- Goal:
In the records that follow, show each line where the word "Dušek" is present.

begin

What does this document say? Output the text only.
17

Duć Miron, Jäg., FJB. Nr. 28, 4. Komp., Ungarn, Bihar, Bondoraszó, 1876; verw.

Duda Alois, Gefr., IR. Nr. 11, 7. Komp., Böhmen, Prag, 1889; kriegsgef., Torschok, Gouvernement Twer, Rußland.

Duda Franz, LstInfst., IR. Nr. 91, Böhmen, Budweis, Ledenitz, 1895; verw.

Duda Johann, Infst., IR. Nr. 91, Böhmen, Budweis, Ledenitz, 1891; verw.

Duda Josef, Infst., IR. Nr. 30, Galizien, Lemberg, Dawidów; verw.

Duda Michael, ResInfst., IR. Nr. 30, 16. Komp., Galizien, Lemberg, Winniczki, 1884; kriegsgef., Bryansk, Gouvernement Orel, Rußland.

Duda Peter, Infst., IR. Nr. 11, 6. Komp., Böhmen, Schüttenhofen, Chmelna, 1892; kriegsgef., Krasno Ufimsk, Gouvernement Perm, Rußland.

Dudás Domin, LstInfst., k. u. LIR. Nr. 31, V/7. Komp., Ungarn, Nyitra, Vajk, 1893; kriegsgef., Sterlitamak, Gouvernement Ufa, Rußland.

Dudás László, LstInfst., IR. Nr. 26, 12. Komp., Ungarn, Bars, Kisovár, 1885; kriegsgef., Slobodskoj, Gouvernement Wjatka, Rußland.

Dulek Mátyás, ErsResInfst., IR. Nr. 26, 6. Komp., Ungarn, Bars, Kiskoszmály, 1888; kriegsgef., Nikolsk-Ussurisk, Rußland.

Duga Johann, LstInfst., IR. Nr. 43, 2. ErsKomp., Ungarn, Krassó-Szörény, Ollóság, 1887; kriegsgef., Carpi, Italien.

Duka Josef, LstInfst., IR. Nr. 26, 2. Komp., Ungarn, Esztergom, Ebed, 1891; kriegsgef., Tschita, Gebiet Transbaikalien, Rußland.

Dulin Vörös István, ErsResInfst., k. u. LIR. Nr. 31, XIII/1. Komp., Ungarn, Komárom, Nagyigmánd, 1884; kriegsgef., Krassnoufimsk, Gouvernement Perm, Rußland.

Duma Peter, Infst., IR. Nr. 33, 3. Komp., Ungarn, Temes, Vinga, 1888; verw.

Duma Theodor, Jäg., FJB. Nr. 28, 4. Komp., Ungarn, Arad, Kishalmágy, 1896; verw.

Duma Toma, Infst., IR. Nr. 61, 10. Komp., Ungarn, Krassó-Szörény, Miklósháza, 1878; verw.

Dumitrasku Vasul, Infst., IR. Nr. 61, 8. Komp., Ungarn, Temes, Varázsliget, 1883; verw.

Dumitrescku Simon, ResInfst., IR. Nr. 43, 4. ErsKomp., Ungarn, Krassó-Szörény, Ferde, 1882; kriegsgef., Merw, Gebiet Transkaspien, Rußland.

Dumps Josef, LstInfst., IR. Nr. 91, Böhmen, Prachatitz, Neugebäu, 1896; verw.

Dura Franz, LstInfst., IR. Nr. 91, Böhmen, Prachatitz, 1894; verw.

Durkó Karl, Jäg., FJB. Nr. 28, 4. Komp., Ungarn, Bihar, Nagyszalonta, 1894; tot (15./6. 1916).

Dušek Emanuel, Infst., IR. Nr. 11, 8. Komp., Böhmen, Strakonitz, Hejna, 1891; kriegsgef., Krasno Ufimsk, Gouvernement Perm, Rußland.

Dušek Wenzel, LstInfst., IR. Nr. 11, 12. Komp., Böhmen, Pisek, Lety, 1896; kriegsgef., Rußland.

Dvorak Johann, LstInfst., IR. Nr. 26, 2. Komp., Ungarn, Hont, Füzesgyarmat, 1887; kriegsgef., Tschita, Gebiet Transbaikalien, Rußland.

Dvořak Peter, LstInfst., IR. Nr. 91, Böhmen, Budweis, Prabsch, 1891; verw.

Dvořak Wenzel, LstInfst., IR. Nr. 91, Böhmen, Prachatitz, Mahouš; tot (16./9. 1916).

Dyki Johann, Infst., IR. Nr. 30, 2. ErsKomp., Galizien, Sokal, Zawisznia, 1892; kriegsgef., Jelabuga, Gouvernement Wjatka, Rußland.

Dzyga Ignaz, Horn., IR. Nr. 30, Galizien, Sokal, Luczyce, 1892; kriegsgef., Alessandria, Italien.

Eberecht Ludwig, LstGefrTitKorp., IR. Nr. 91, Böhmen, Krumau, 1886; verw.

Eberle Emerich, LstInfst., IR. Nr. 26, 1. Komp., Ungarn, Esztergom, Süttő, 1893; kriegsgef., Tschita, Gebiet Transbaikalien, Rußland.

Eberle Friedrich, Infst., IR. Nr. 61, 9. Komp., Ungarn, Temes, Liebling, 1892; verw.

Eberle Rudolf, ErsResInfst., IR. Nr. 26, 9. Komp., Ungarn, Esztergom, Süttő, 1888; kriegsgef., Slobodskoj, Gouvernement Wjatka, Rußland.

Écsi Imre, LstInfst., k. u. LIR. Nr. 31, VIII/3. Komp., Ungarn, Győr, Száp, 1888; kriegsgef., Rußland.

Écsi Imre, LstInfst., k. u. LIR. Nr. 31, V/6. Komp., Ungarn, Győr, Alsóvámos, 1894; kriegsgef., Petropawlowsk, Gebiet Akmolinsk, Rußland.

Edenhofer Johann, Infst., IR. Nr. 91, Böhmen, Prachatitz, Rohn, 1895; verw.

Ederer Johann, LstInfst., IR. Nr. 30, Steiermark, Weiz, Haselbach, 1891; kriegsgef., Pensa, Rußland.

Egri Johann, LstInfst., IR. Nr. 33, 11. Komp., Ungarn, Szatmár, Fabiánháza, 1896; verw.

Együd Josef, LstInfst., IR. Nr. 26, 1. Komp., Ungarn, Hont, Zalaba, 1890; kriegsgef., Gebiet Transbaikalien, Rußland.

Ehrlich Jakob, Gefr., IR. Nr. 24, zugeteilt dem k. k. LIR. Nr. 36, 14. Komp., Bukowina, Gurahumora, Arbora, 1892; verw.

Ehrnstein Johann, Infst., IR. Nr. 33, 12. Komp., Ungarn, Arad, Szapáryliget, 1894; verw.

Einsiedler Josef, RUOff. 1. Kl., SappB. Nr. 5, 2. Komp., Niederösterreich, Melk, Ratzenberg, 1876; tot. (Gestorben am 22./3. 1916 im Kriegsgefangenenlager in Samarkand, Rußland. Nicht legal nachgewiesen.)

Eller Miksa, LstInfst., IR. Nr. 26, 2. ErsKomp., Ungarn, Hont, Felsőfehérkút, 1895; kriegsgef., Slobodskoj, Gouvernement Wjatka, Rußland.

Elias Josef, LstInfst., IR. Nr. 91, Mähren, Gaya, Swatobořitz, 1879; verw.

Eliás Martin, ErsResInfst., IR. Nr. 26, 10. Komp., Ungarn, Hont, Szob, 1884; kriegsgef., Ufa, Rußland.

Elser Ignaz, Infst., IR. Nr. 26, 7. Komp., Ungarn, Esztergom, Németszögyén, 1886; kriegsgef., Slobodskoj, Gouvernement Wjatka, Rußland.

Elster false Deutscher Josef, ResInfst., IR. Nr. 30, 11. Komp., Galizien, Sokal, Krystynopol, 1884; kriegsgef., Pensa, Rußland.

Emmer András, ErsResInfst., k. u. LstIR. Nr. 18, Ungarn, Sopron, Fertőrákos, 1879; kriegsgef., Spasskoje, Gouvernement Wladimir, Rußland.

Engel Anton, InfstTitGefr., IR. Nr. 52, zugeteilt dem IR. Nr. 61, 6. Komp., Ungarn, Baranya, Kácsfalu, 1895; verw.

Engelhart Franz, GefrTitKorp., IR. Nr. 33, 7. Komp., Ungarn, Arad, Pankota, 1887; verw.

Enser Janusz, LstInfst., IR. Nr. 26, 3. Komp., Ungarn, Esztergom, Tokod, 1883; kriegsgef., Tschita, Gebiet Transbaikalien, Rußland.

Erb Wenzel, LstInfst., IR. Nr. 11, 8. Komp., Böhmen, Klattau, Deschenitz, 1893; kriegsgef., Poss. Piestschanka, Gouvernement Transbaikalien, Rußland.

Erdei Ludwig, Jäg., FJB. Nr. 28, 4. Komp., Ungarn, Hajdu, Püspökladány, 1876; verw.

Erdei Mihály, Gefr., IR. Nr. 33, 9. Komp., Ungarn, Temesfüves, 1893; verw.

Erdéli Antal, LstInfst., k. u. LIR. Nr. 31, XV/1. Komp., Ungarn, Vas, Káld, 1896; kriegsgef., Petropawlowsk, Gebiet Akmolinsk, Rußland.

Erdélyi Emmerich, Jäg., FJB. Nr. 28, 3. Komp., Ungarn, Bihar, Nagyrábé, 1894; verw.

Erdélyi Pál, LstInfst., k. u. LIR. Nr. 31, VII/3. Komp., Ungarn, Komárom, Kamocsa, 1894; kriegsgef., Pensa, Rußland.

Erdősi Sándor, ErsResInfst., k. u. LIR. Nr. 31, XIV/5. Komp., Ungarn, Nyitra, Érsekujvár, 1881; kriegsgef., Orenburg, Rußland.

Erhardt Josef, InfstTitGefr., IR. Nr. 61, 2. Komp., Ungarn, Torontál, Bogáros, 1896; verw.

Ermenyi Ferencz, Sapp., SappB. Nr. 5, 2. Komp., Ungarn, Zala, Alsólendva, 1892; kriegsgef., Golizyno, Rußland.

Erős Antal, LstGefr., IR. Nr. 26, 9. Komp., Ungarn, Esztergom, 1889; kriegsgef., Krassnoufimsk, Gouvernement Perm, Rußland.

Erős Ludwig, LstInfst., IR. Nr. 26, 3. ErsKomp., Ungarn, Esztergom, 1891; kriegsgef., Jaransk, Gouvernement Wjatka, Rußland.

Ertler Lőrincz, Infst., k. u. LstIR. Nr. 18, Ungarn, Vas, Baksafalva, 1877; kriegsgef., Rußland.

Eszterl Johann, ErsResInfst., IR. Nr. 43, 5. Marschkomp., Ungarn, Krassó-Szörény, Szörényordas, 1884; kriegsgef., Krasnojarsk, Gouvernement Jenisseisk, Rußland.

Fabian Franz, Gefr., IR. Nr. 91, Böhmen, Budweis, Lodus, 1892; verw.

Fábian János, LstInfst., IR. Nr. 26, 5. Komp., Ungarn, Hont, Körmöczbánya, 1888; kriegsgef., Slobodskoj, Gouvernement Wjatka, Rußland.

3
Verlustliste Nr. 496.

end

- Reply to the task:
Dušek Emanuel, Infst., IR. Nr. 11, 8. Komp., Böhmen, Strakonitz, Hejna, 1891; kriegsgef., Krasno Ufimsk, Gouvernement Perm, Rußland.
Dušek Wenzel, LstInfst., IR. Nr. 11, 12. Komp., Böhmen, Pisek, Lety, 1896; kriegsgef., Rußland.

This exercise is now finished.